→ **Problem statement**
Write the records below out again exactly as given, with no images.
------ Stored rows ------
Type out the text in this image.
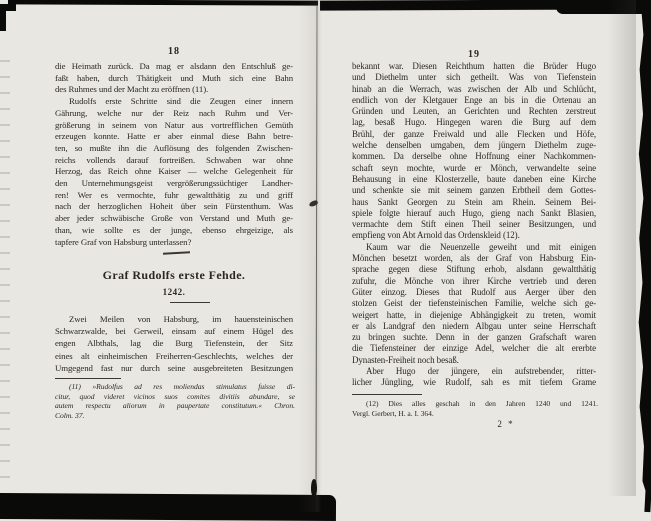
18
die Heimath zurück. Da mag er alsdann den Entschluß ge-
faßt haben, durch Thätigkeit und Muth sich eine Bahn
des Ruhmes und der Macht zu eröffnen (11).
Rudolfs erste Schritte sind die Zeugen einer innern
Gährung, welche nur der Reiz nach Ruhm und Ver-
größerung in seinem von Natur aus vortrefflichen Gemüth
erzeugen konnte. Hatte er aber einmal diese Bahn betre-
ten, so mußte ihn die Auflösung des folgenden Zwischen-
reichs vollends darauf fortreißen. Schwaben war ohne
Herzog, das Reich ohne Kaiser — welche Gelegenheit für
den Unternehmungsgeist vergrößerungssüchtiger Landher-
ren! Wer es vermochte, fuhr gewaltthätig zu und griff
nach der herzoglichen Hoheit über sein Fürstenthum. Was
aber jeder schwäbische Große von Verstand und Muth ge-
than, wie sollte es der junge, ebenso ehrgeizige, als
tapfere Graf von Habsburg unterlassen?
Graf Rudolfs erste Fehde.
1242.
Zwei Meilen von Habsburg, im hauensteinischen
Schwarzwalde, bei Gerweil, einsam auf einem Hügel des
engen Albthals, lag die Burg Tiefenstein, der Sitz
eines alt einheimischen Freiherren-Geschlechts, welches der
Umgegend fast nur durch seine ausgebreiteten Besitzungen
(11) »Rudolfus ad res moliendas stimulatus fuisse di-
citur, quod videret vicinos suos comites divitiis abundare, se
autem respectu aliorum in paupertate constitutum.« Chron.
Colm. 37.
19
bekannt war. Diesen Reichthum hatten die Brüder Hugo
und Diethelm unter sich getheilt. Was von Tiefenstein
hinab an die Werrach, was zwischen der Alb und Schlücht,
endlich von der Kletgauer Enge an bis in die Ortenau an
Gründen und Leuten, an Gerichten und Rechten zerstreut
lag, besaß Hugo. Hingegen waren die Burg auf dem
Brühl, der ganze Freiwald und alle Flecken und Höfe,
welche denselben umgaben, dem jüngern Diethelm zuge-
kommen. Da derselbe ohne Hoffnung einer Nachkommen-
schaft seyn mochte, wurde er Mönch, verwandelte seine
Behausung in eine Klosterzelle, baute daneben eine Kirche
und schenkte sie mit seinem ganzen Erbtheil dem Gottes-
haus Sankt Georgen zu Stein am Rhein. Seinem Bei-
spiele folgte hierauf auch Hugo, gieng nach Sankt Blasien,
vermachte dem Stift einen Theil seiner Besitzungen, und
empfieng von Abt Arnold das Ordenskleid (12).
Kaum war die Neuenzelle geweiht und mit einigen
Mönchen besetzt worden, als der Graf von Habsburg Ein-
sprache gegen diese Stiftung erhob, alsdann gewaltthätig
zufuhr, die Mönche von ihrer Kirche vertrieb und deren
Güter einzog. Dieses that Rudolf aus Aerger über den
stolzen Geist der tiefensteinischen Familie, welche sich ge-
weigert hatte, in diejenige Abhängigkeit zu treten, womit
er als Landgraf den niedern Albgau unter seine Herrschaft
zu bringen suchte. Denn in der ganzen Grafschaft waren
die Tiefensteiner der einzige Adel, welcher die alt ererbte
Dynasten-Freiheit noch besaß.
Aber Hugo der jüngere, ein aufstrebender, ritter-
licher Jüngling, wie Rudolf, sah es mit tiefem Grame
(12) Dies alles geschah in den Jahren 1240 und 1241.
Vergl. Gerbert, H. a. I. 364.
2 *
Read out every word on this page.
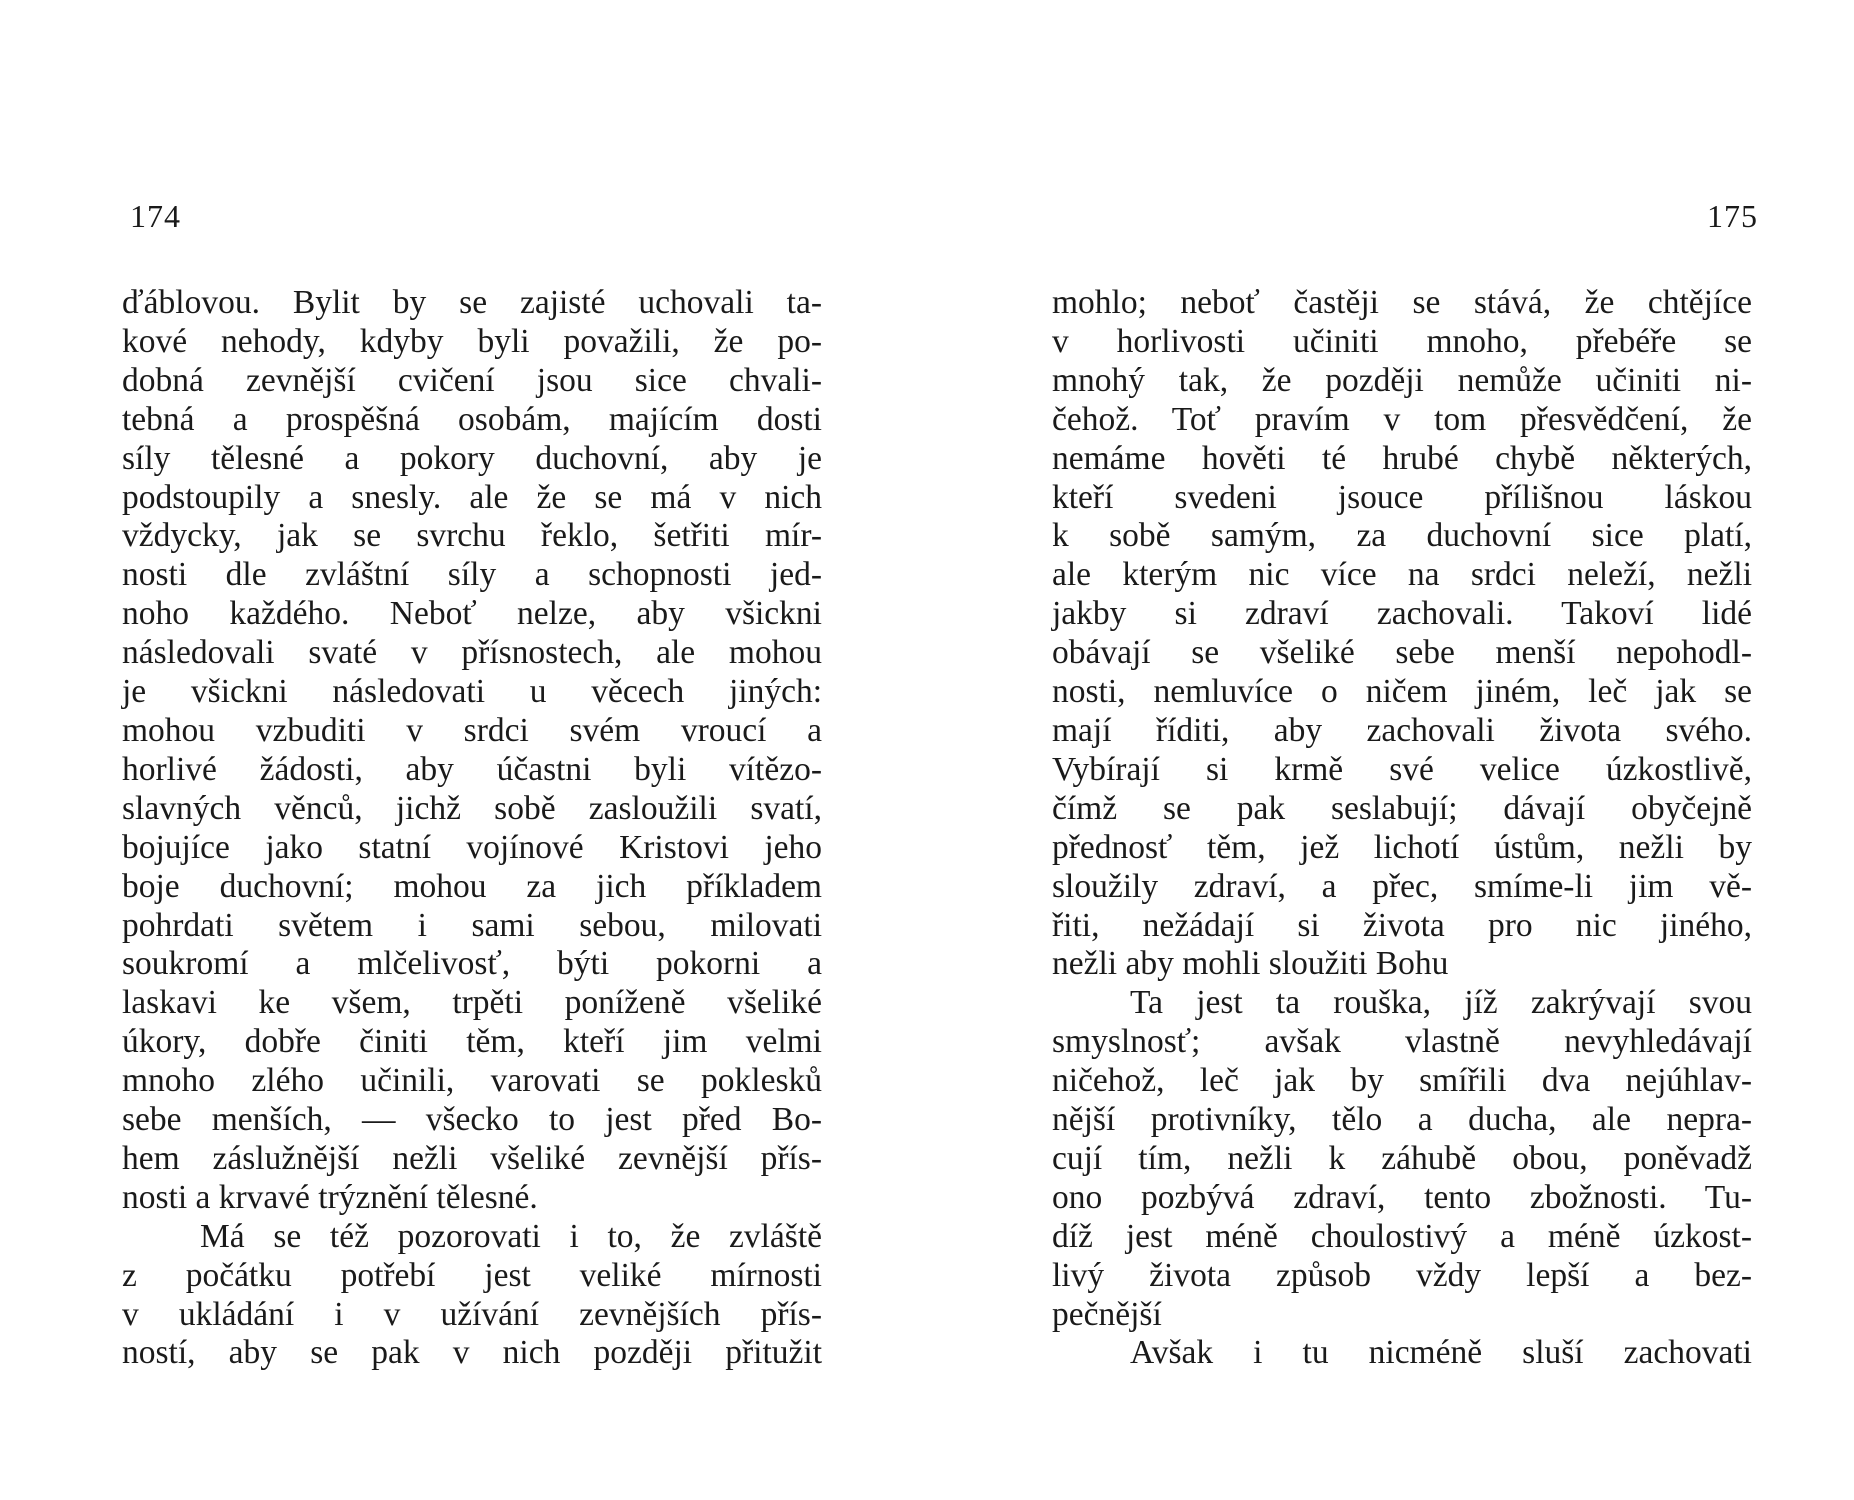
174
ďáblovou. Bylit by se zajisté uchovali ta-
kové nehody, kdyby byli považili, že po-
dobná zevnější cvičení jsou sice chvali-
tebná a prospěšná osobám, majícím dosti
síly tělesné a pokory duchovní, aby je
podstoupily a snesly. ale že se má v nich
vždycky, jak se svrchu řeklo, šetřiti mír-
nosti dle zvláštní síly a schopnosti jed-
noho každého. Neboť nelze, aby všickni
následovali svaté v přísnostech, ale mohou
je všickni následovati u věcech jiných:
mohou vzbuditi v srdci svém vroucí a
horlivé žádosti, aby účastni byli vítězo-
slavných věnců, jichž sobě zasloužili svatí,
bojujíce jako statní vojínové Kristovi jeho
boje duchovní; mohou za jich příkladem
pohrdati světem i sami sebou, milovati
soukromí a mlčelivosť, býti pokorni a
laskavi ke všem, trpěti poníženě všeliké
úkory, dobře činiti těm, kteří jim velmi
mnoho zlého učinili, varovati se poklesků
sebe menších, — všecko to jest před Bo-
hem záslužnější nežli všeliké zevnější přís-
nosti a krvavé trýznění tělesné.
Má se též pozorovati i to, že zvláště
z počátku potřebí jest veliké mírnosti
v ukládání i v užívání zevnějších přís-
ností, aby se pak v nich později přitužit
175
mohlo; neboť častěji se stává, že chtějíce
v horlivosti učiniti mnoho, přebéře se
mnohý tak, že později nemůže učiniti ni-
čehož. Toť pravím v tom přesvědčení, že
nemáme hověti té hrubé chybě některých,
kteří svedeni jsouce přílišnou láskou
k sobě samým, za duchovní sice platí,
ale kterým nic více na srdci neleží, nežli
jakby si zdraví zachovali. Takoví lidé
obávají se všeliké sebe menší nepohodl-
nosti, nemluvíce o ničem jiném, leč jak se
mají říditi, aby zachovali života svého.
Vybírají si krmě své velice úzkostlivě,
čímž se pak seslabují; dávají obyčejně
přednosť těm, jež lichotí ústům, nežli by
sloužily zdraví, a přec, smíme-li jim vě-
řiti, nežádají si života pro nic jiného,
nežli aby mohli sloužiti Bohu
Ta jest ta rouška, jíž zakrývají svou
smyslnosť; avšak vlastně nevyhledávají
ničehož, leč jak by smířili dva nejúhlav-
nější protivníky, tělo a ducha, ale nepra-
cují tím, nežli k záhubě obou, poněvadž
ono pozbývá zdraví, tento zbožnosti. Tu-
díž jest méně choulostivý a méně úzkost-
livý života způsob vždy lepší a bez-
pečnější
Avšak i tu nicméně sluší zachovati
------
→ **The response**
Type out the text in this image.
18
die Heimath zurück. Da mag er alsdann den Entschluß ge-
faßt haben, durch Thätigkeit und Muth sich eine Bahn
des Ruhmes und der Macht zu eröffnen (11).
Rudolfs erste Schritte sind die Zeugen einer innern
Gährung, welche nur der Reiz nach Ruhm und Ver-
größerung in seinem von Natur aus vortrefflichen Gemüth
erzeugen konnte. Hatte er aber einmal diese Bahn betre-
ten, so mußte ihn die Auflösung des folgenden Zwischen-
reichs vollends darauf fortreißen. Schwaben war ohne
Herzog, das Reich ohne Kaiser — welche Gelegenheit für
den Unternehmungsgeist vergrößerungssüchtiger Landher-
ren! Wer es vermochte, fuhr gewaltthätig zu und griff
nach der herzoglichen Hoheit über sein Fürstenthum. Was
aber jeder schwäbische Große von Verstand und Muth ge-
than, wie sollte es der junge, ebenso ehrgeizige, als
tapfere Graf von Habsburg unterlassen?
Graf Rudolfs erste Fehde.
1242.
Zwei Meilen von Habsburg, im hauensteinischen
Schwarzwalde, bei Gerweil, einsam auf einem Hügel des
engen Albthals, lag die Burg Tiefenstein, der Sitz
eines alt einheimischen Freiherren-Geschlechts, welches der
Umgegend fast nur durch seine ausgebreiteten Besitzungen
(11) »Rudolfus ad res moliendas stimulatus fuisse di-
citur, quod videret vicinos suos comites divitiis abundare, se
autem respectu aliorum in paupertate constitutum.« Chron.
Colm. 37.
19
bekannt war. Diesen Reichthum hatten die Brüder Hugo
und Diethelm unter sich getheilt. Was von Tiefenstein
hinab an die Werrach, was zwischen der Alb und Schlücht,
endlich von der Kletgauer Enge an bis in die Ortenau an
Gründen und Leuten, an Gerichten und Rechten zerstreut
lag, besaß Hugo. Hingegen waren die Burg auf dem
Brühl, der ganze Freiwald und alle Flecken und Höfe,
welche denselben umgaben, dem jüngern Diethelm zuge-
kommen. Da derselbe ohne Hoffnung einer Nachkommen-
schaft seyn mochte, wurde er Mönch, verwandelte seine
Behausung in eine Klosterzelle, baute daneben eine Kirche
und schenkte sie mit seinem ganzen Erbtheil dem Gottes-
haus Sankt Georgen zu Stein am Rhein. Seinem Bei-
spiele folgte hierauf auch Hugo, gieng nach Sankt Blasien,
vermachte dem Stift einen Theil seiner Besitzungen, und
empfieng von Abt Arnold das Ordenskleid (12).
Kaum war die Neuenzelle geweiht und mit einigen
Mönchen besetzt worden, als der Graf von Habsburg Ein-
sprache gegen diese Stiftung erhob, alsdann gewaltthätig
zufuhr, die Mönche von ihrer Kirche vertrieb und deren
Güter einzog. Dieses that Rudolf aus Aerger über den
stolzen Geist der tiefensteinischen Familie, welche sich ge-
weigert hatte, in diejenige Abhängigkeit zu treten, womit
er als Landgraf den niedern Albgau unter seine Herrschaft
zu bringen suchte. Denn in der ganzen Grafschaft waren
die Tiefensteiner der einzige Adel, welcher die alt ererbte
Dynasten-Freiheit noch besaß.
Aber Hugo der jüngere, ein aufstrebender, ritter-
licher Jüngling, wie Rudolf, sah es mit tiefem Grame
(12) Dies alles geschah in den Jahren 1240 und 1241.
Vergl. Gerbert, H. a. I. 364.
2 *
Read out every word on this page.
174
ďáblovou. Bylit by se zajisté uchovali ta-
kové nehody, kdyby byli považili, že po-
dobná zevnější cvičení jsou sice chvali-
tebná a prospěšná osobám, majícím dosti
síly tělesné a pokory duchovní, aby je
podstoupily a snesly. ale že se má v nich
vždycky, jak se svrchu řeklo, šetřiti mír-
nosti dle zvláštní síly a schopnosti jed-
noho každého. Neboť nelze, aby všickni
následovali svaté v přísnostech, ale mohou
je všickni následovati u věcech jiných:
mohou vzbuditi v srdci svém vroucí a
horlivé žádosti, aby účastni byli vítězo-
slavných věnců, jichž sobě zasloužili svatí,
bojujíce jako statní vojínové Kristovi jeho
boje duchovní; mohou za jich příkladem
pohrdati světem i sami sebou, milovati
soukromí a mlčelivosť, býti pokorni a
laskavi ke všem, trpěti poníženě všeliké
úkory, dobře činiti těm, kteří jim velmi
mnoho zlého učinili, varovati se poklesků
sebe menších, — všecko to jest před Bo-
hem záslužnější nežli všeliké zevnější přís-
nosti a krvavé trýznění tělesné.
Má se též pozorovati i to, že zvláště
z počátku potřebí jest veliké mírnosti
v ukládání i v užívání zevnějších přís-
ností, aby se pak v nich později přitužit
175
mohlo; neboť častěji se stává, že chtějíce
v horlivosti učiniti mnoho, přebéře se
mnohý tak, že později nemůže učiniti ni-
čehož. Toť pravím v tom přesvědčení, že
nemáme hověti té hrubé chybě některých,
kteří svedeni jsouce přílišnou láskou
k sobě samým, za duchovní sice platí,
ale kterým nic více na srdci neleží, nežli
jakby si zdraví zachovali. Takoví lidé
obávají se všeliké sebe menší nepohodl-
nosti, nemluvíce o ničem jiném, leč jak se
mají říditi, aby zachovali života svého.
Vybírají si krmě své velice úzkostlivě,
čímž se pak seslabují; dávají obyčejně
přednosť těm, jež lichotí ústům, nežli by
sloužily zdraví, a přec, smíme-li jim vě-
řiti, nežádají si života pro nic jiného,
nežli aby mohli sloužiti Bohu
Ta jest ta rouška, jíž zakrývají svou
smyslnosť; avšak vlastně nevyhledávají
ničehož, leč jak by smířili dva nejúhlav-
nější protivníky, tělo a ducha, ale nepra-
cují tím, nežli k záhubě obou, poněvadž
ono pozbývá zdraví, tento zbožnosti. Tu-
díž jest méně choulostivý a méně úzkost-
livý života způsob vždy lepší a bez-
pečnější
Avšak i tu nicméně sluší zachovati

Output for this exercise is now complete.